* Task directions: Of all the lines in these entries, how many contain the string "tapacanto"? Give only that count.

Excerpted data start

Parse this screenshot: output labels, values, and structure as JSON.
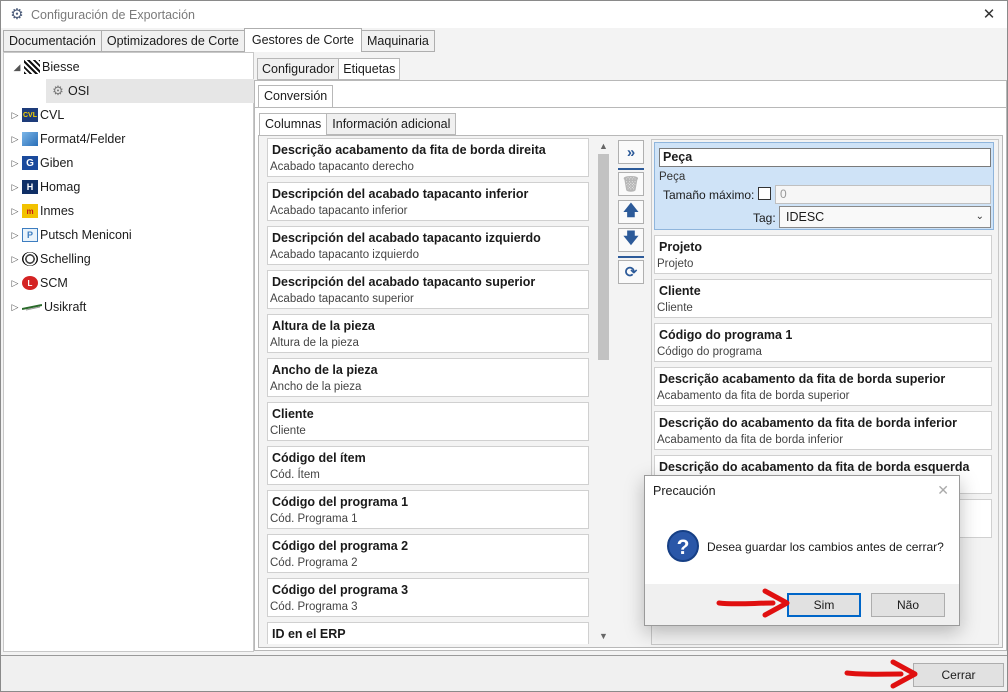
{
  "window": {
    "title": "Configuración de Exportación"
  },
  "top_tabs": [
    {
      "label": "Documentación",
      "active": false
    },
    {
      "label": "Optimizadores de Corte",
      "active": false
    },
    {
      "label": "Gestores de Corte",
      "active": true
    },
    {
      "label": "Maquinaria",
      "active": false
    }
  ],
  "tree": [
    {
      "label": "Biesse",
      "expanded": true
    },
    {
      "label": "OSI",
      "child": true,
      "selected": true
    },
    {
      "label": "CVL"
    },
    {
      "label": "Format4/Felder"
    },
    {
      "label": "Giben"
    },
    {
      "label": "Homag"
    },
    {
      "label": "Inmes"
    },
    {
      "label": "Putsch Meniconi"
    },
    {
      "label": "Schelling"
    },
    {
      "label": "SCM"
    },
    {
      "label": "Usikraft"
    }
  ],
  "sub_tabs": [
    {
      "label": "Configurador",
      "active": false
    },
    {
      "label": "Etiquetas",
      "active": true
    }
  ],
  "conversion_tab": "Conversión",
  "inner_tabs": [
    {
      "label": "Columnas",
      "active": true
    },
    {
      "label": "Información adicional",
      "active": false
    }
  ],
  "available_fields": [
    {
      "name": "Descrição acabamento da fita de borda direita",
      "sub": "Acabado tapacanto derecho"
    },
    {
      "name": "Descripción del acabado tapacanto inferior",
      "sub": "Acabado tapacanto inferior"
    },
    {
      "name": "Descripción del acabado tapacanto izquierdo",
      "sub": "Acabado tapacanto izquierdo"
    },
    {
      "name": "Descripción del acabado tapacanto superior",
      "sub": "Acabado tapacanto superior"
    },
    {
      "name": "Altura de la pieza",
      "sub": "Altura de la pieza"
    },
    {
      "name": "Ancho de la pieza",
      "sub": "Ancho de la pieza"
    },
    {
      "name": "Cliente",
      "sub": "Cliente"
    },
    {
      "name": "Código del ítem",
      "sub": "Cód. Ítem"
    },
    {
      "name": "Código del programa 1",
      "sub": "Cód. Programa 1"
    },
    {
      "name": "Código del programa 2",
      "sub": "Cód. Programa 2"
    },
    {
      "name": "Código del programa 3",
      "sub": "Cód. Programa 3"
    },
    {
      "name": "ID en el ERP",
      "sub": ""
    }
  ],
  "selected_field": {
    "name": "Peça",
    "sub": "Peça",
    "max_size_label": "Tamaño máximo:",
    "max_size_value": "0",
    "tag_label": "Tag:",
    "tag_value": "IDESC"
  },
  "selected_fields": [
    {
      "name": "Projeto",
      "sub": "Projeto"
    },
    {
      "name": "Cliente",
      "sub": "Cliente"
    },
    {
      "name": "Código do programa 1",
      "sub": "Código do programa"
    },
    {
      "name": "Descrição acabamento da fita de borda superior",
      "sub": "Acabamento da fita de borda superior"
    },
    {
      "name": "Descrição do acabamento da fita de borda inferior",
      "sub": "Acabamento da fita de borda inferior"
    },
    {
      "name": "Descrição do acabamento da fita de borda esquerda",
      "sub": ""
    }
  ],
  "dialog": {
    "title": "Precaución",
    "message": "Desea guardar los cambios antes de cerrar?",
    "yes_label": "Sim",
    "no_label": "Não"
  },
  "footer": {
    "close_label": "Cerrar"
  },
  "colors": {
    "accent": "#2c5a99",
    "selection": "#cfe3f7",
    "arrow": "#e01010"
  }
}
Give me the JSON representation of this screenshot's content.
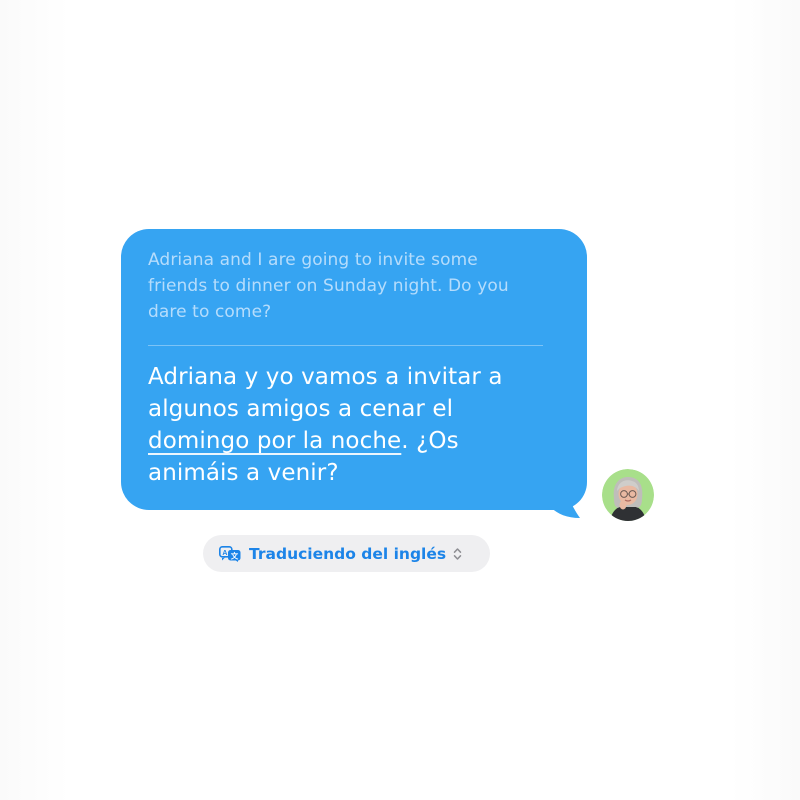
{
  "message": {
    "original_lines": [
      "Adriana and I are going to invite some",
      "friends to dinner on Sunday night. Do you",
      "dare to come?"
    ],
    "translated": {
      "line1": "Adriana y yo vamos a invitar a",
      "line2": "algunos amigos a cenar el",
      "line3_underlined": "domingo por la noche",
      "line3_rest": ". ¿Os",
      "line4": "animáis a venir?"
    }
  },
  "translation_pill": {
    "label": "Traduciendo del inglés",
    "icon": "translate-icon",
    "chevron": "chevron-up-down-icon"
  },
  "colors": {
    "bubble": "#36a4f2",
    "pill_background": "#efeff1",
    "pill_text": "#1c84e8",
    "avatar_background": "#a8df8a"
  }
}
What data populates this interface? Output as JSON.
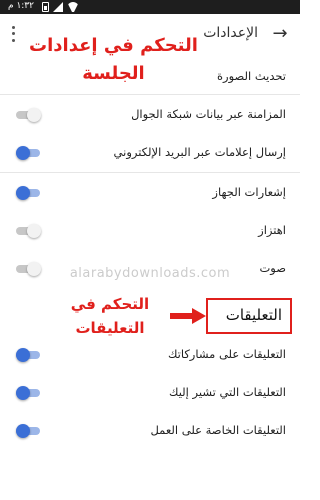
{
  "status_bar": {
    "time": "١:٣٢ م"
  },
  "toolbar": {
    "title": "الإعدادات",
    "back_icon": "arrow-right-icon",
    "menu_icon": "more-vert-icon"
  },
  "annotations": {
    "session_settings": "التحكم في إعدادات الجلسة",
    "comments_control": "التحكم في التعليقات",
    "watermark": "alarabydownloads.com"
  },
  "settings": {
    "refresh_image": "تحديث الصورة",
    "items": [
      {
        "label": "المزامنة عبر بيانات شبكة الجوال",
        "enabled": false
      },
      {
        "label": "إرسال إعلامات عبر البريد الإلكتروني",
        "enabled": true
      },
      {
        "label": "إشعارات الجهاز",
        "enabled": true
      },
      {
        "label": "اهتزاز",
        "enabled": false
      },
      {
        "label": "صوت",
        "enabled": false
      }
    ]
  },
  "comments": {
    "header": "التعليقات",
    "items": [
      {
        "label": "التعليقات على مشاركاتك",
        "enabled": true
      },
      {
        "label": "التعليقات التي تشير إليك",
        "enabled": true
      },
      {
        "label": "التعليقات الخاصة على العمل",
        "enabled": true
      }
    ]
  },
  "colors": {
    "accent": "#3b6fd6",
    "annotation_red": "#e0201c"
  }
}
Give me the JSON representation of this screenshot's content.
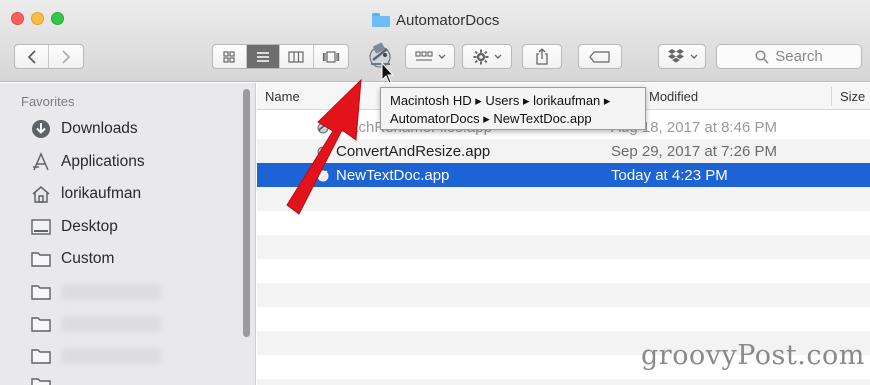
{
  "window": {
    "title": "AutomatorDocs",
    "folder_icon": "folder-icon"
  },
  "toolbar": {
    "back_icon": "chevron-left-icon",
    "forward_icon": "chevron-right-icon",
    "view_modes": [
      "icon-view",
      "list-view",
      "column-view",
      "coverflow-view"
    ],
    "active_view": "list-view",
    "search_placeholder": "Search"
  },
  "sidebar": {
    "section": "Favorites",
    "items": [
      {
        "label": "Downloads",
        "icon": "downloads-icon"
      },
      {
        "label": "Applications",
        "icon": "applications-icon"
      },
      {
        "label": "lorikaufman",
        "icon": "home-icon"
      },
      {
        "label": "Desktop",
        "icon": "desktop-icon"
      },
      {
        "label": "Custom",
        "icon": "folder-icon"
      }
    ]
  },
  "list": {
    "columns": {
      "name": "Name",
      "modified": "Modified",
      "size": "Size"
    },
    "rows": [
      {
        "name": "BatchRenameFiles.app",
        "modified": "Aug 18, 2017 at 8:46 PM"
      },
      {
        "name": "ConvertAndResize.app",
        "modified": "Sep 29, 2017 at 7:26 PM"
      },
      {
        "name": "NewTextDoc.app",
        "modified": "Today at 4:23 PM",
        "selected": true
      }
    ]
  },
  "tooltip": {
    "line1": "Macintosh HD ▸ Users ▸ lorikaufman ▸",
    "line2": "AutomatorDocs ▸ NewTextDoc.app"
  },
  "watermark": "groovyPost.com",
  "colors": {
    "selection": "#1d63d6",
    "arrow": "#e3131b"
  }
}
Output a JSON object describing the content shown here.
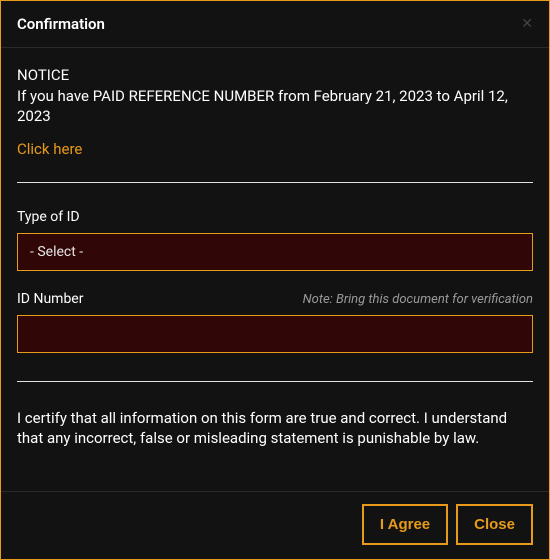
{
  "header": {
    "title": "Confirmation"
  },
  "notice": {
    "title": "NOTICE",
    "text": "If you have PAID REFERENCE NUMBER from February 21, 2023 to April 12, 2023",
    "link": "Click here"
  },
  "form": {
    "type_of_id_label": "Type of ID",
    "type_of_id_selected": "- Select -",
    "id_number_label": "ID Number",
    "id_number_note": "Note: Bring this document for verification",
    "id_number_value": ""
  },
  "certification": "I certify that all information on this form are true and correct. I understand that any incorrect, false or misleading statement is punishable by law.",
  "buttons": {
    "agree": "I Agree",
    "close": "Close"
  }
}
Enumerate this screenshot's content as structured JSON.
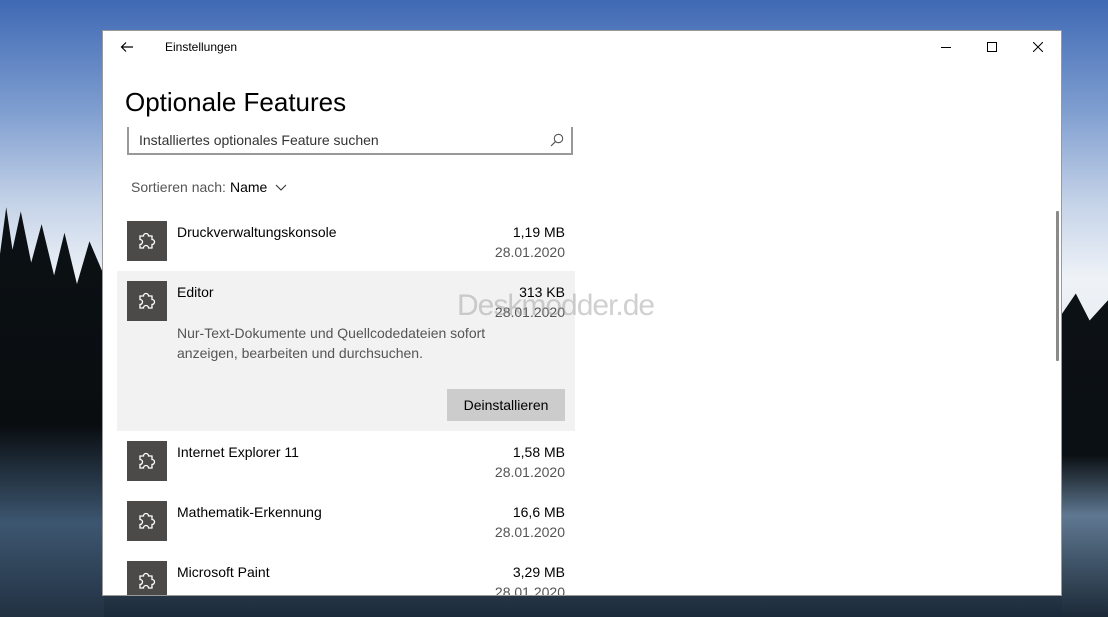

Excerpted data end

* Result of this exercise: 7